__Aim__:
Count every line below that contains "پایه", then state the total with no other output.

[A run of records]
======
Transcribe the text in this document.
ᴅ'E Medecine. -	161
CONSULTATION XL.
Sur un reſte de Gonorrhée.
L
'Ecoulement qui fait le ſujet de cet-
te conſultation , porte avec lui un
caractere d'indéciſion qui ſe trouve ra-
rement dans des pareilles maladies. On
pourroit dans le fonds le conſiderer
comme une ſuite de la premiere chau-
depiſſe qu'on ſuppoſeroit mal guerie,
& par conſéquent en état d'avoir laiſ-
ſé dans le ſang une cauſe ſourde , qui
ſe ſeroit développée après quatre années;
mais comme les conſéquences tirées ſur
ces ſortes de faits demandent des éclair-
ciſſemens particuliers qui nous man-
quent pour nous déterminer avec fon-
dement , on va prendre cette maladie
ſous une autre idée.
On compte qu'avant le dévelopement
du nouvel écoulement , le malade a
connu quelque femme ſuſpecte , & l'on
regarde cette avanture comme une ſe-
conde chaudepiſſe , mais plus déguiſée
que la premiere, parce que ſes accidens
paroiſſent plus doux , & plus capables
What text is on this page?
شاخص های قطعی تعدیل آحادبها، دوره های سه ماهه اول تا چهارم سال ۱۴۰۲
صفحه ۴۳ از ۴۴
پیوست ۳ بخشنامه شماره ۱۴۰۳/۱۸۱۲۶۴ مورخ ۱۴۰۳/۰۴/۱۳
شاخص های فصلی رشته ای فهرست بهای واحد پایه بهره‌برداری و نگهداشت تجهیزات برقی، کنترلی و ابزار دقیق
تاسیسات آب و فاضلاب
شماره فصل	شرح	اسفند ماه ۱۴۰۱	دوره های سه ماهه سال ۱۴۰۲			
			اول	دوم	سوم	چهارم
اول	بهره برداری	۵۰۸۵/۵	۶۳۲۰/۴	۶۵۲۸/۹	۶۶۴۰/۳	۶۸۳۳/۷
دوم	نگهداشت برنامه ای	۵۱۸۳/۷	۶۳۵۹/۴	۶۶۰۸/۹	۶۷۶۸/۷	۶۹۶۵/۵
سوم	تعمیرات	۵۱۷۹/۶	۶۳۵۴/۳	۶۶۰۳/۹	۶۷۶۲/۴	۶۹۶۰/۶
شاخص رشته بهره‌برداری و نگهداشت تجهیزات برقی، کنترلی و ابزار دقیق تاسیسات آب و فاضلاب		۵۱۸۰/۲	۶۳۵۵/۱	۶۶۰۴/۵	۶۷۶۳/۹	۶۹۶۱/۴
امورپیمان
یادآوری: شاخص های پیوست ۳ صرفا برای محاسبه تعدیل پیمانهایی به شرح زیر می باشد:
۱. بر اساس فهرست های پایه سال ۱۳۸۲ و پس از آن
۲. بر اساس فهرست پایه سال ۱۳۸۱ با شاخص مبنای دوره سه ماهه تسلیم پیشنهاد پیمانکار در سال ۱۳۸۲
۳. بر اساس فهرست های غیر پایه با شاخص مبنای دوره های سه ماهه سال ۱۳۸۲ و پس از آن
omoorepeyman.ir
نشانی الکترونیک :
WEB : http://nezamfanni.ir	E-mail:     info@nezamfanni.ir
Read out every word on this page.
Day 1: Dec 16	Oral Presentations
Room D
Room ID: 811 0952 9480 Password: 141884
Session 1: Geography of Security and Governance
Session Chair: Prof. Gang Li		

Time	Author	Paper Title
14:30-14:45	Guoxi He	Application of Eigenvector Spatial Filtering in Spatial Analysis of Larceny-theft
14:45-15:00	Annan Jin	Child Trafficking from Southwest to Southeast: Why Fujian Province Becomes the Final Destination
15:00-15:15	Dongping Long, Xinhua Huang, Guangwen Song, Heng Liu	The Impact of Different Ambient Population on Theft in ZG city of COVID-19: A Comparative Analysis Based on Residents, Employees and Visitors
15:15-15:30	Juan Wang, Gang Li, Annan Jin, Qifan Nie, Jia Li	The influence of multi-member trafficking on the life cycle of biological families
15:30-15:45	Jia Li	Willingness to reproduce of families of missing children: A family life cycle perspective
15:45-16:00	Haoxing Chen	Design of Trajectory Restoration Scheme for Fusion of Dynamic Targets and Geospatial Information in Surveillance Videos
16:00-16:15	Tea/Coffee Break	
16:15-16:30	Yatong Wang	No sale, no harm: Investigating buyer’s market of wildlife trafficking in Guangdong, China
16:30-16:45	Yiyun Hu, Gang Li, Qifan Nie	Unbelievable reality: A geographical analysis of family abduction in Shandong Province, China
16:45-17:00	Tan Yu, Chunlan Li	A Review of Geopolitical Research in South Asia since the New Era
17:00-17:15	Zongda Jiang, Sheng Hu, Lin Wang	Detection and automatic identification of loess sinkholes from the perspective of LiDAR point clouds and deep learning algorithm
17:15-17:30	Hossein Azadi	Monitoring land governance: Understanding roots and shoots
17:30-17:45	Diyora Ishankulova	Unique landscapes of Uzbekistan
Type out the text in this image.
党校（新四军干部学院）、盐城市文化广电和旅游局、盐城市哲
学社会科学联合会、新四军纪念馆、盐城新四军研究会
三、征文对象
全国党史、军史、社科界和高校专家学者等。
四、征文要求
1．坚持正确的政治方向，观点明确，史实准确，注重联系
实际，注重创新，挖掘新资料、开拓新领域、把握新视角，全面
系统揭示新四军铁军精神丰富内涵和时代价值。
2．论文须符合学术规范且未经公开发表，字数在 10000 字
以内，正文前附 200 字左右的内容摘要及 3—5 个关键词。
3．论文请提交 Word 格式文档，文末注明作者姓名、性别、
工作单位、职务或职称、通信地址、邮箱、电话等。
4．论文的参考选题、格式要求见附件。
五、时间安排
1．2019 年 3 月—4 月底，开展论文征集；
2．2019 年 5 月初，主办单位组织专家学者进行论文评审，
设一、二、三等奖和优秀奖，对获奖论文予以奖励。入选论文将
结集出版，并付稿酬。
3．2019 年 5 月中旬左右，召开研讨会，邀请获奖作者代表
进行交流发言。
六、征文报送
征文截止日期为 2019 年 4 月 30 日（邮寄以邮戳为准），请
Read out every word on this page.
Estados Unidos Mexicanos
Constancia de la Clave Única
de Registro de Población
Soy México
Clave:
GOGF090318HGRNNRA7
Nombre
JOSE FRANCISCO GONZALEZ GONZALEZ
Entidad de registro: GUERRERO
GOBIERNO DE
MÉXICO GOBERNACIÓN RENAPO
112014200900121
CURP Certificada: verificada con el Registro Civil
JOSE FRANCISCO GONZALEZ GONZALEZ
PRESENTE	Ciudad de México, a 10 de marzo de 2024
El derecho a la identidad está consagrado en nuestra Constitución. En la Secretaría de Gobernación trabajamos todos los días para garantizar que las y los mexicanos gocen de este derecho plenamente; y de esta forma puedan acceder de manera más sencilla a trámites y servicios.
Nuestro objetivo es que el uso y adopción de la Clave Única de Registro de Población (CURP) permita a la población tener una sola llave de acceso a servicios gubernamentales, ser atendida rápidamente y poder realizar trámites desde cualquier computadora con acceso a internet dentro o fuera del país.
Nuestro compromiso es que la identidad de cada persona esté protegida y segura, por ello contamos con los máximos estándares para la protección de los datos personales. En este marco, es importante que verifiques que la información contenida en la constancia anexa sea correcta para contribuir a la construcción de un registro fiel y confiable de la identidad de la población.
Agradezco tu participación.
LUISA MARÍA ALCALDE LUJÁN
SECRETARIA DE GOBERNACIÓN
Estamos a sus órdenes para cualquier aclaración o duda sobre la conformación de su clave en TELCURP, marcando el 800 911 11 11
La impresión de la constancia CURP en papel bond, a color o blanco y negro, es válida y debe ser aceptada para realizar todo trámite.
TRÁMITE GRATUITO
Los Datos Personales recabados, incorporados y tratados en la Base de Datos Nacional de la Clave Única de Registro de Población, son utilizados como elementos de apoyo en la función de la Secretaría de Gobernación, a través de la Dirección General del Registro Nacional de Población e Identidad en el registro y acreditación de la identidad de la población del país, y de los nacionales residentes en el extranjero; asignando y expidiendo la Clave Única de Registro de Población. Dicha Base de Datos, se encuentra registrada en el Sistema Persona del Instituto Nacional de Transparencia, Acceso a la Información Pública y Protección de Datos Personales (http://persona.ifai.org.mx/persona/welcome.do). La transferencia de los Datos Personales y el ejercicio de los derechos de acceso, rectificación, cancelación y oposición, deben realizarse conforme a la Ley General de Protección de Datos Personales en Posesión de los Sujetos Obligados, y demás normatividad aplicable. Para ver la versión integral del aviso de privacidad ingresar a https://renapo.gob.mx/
======
__Complete output__:
4